• **What is needed**
Go over the entries below line by line, copying each one that contains the word "utasításokat".

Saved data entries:
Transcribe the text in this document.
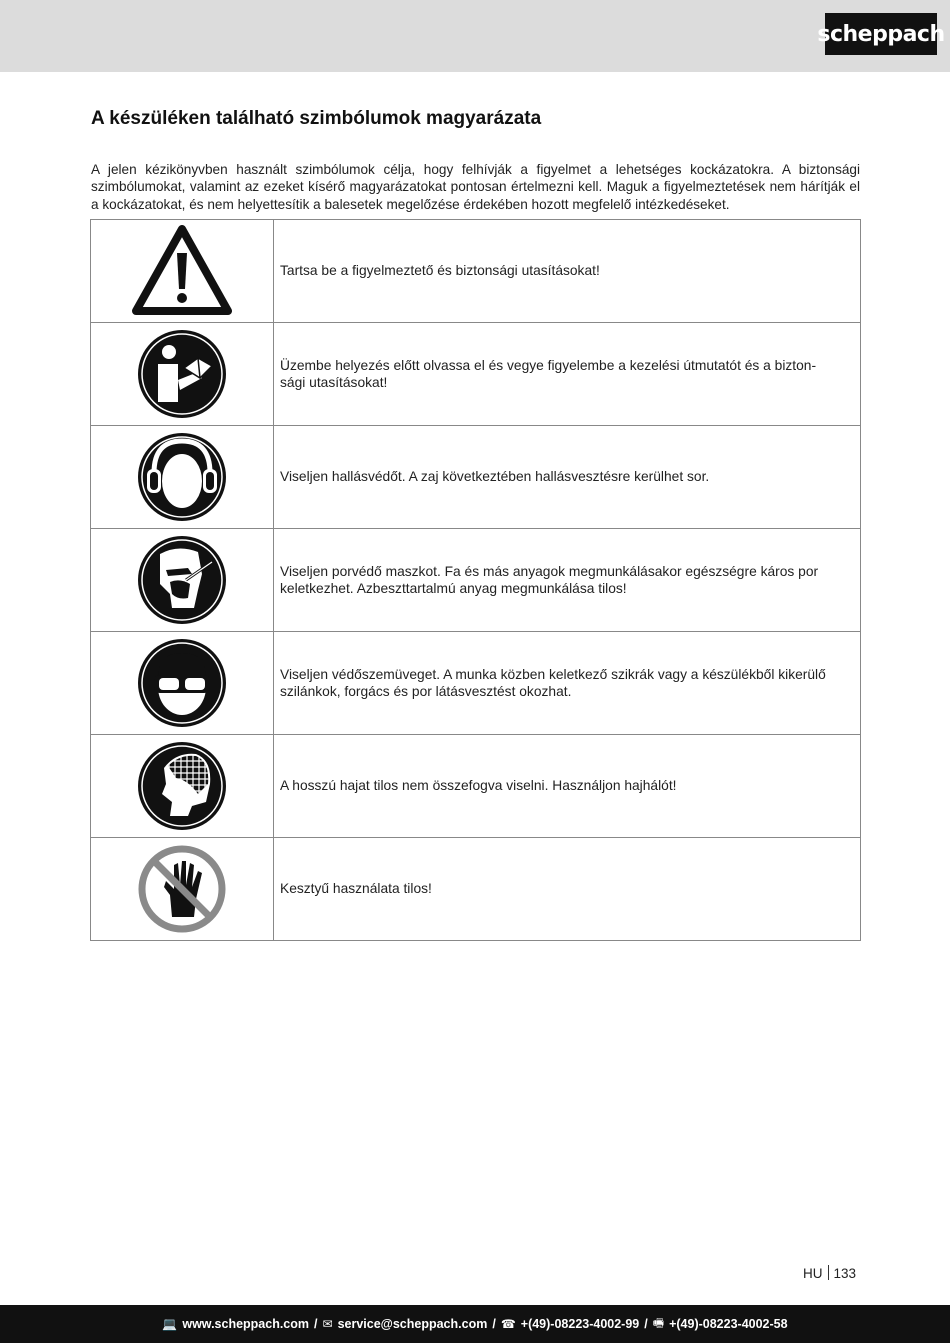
scheppach
A készüléken található szimbólumok magyarázata

A jelen kézikönyvben használt szimbólumok célja, hogy felhívják a figyelmet a lehetséges kockázatokra. A biztonsági szimbólumokat, valamint az ezeket kísérő magyarázatokat pontosan értelmezni kell. Maguk a figyelmeztetések nem hárítják el a kockázatokat, és nem helyettesítik a balesetek megelőzése érdekében hozott megfelelő intézkedéseket.

	Tartsa be a figyelmeztető és biztonsági utasításokat!

	Üzembe helyezés előtt olvassa el és vegye figyelembe a kezelési útmutatót és a bizton-
sági utasításokat!

	Viseljen hallásvédőt. A zaj következtében hallásvesztésre kerülhet sor.

	Viseljen porvédő maszkot. Fa és más anyagok megmunkálásakor egészségre káros por keletkezhet. Azbeszttartalmú anyag megmunkálása tilos!

	Viseljen védőszemüveget. A munka közben keletkező szikrák vagy a készülékből kikerülő szilánkok, forgács és por látásvesztést okozhat.

	A hosszú hajat tilos nem összefogva viselni. Használjon hajhálót!

	Kesztyű használata tilos!
HU 133
💻 www.scheppach.com / ✉ service@scheppach.com / ☎ +(49)-08223-4002-99 / 🖷 +(49)-08223-4002-58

• **Answer in full**
	Tartsa be a figyelmeztető és biztonsági utasításokat!
sági utasításokat!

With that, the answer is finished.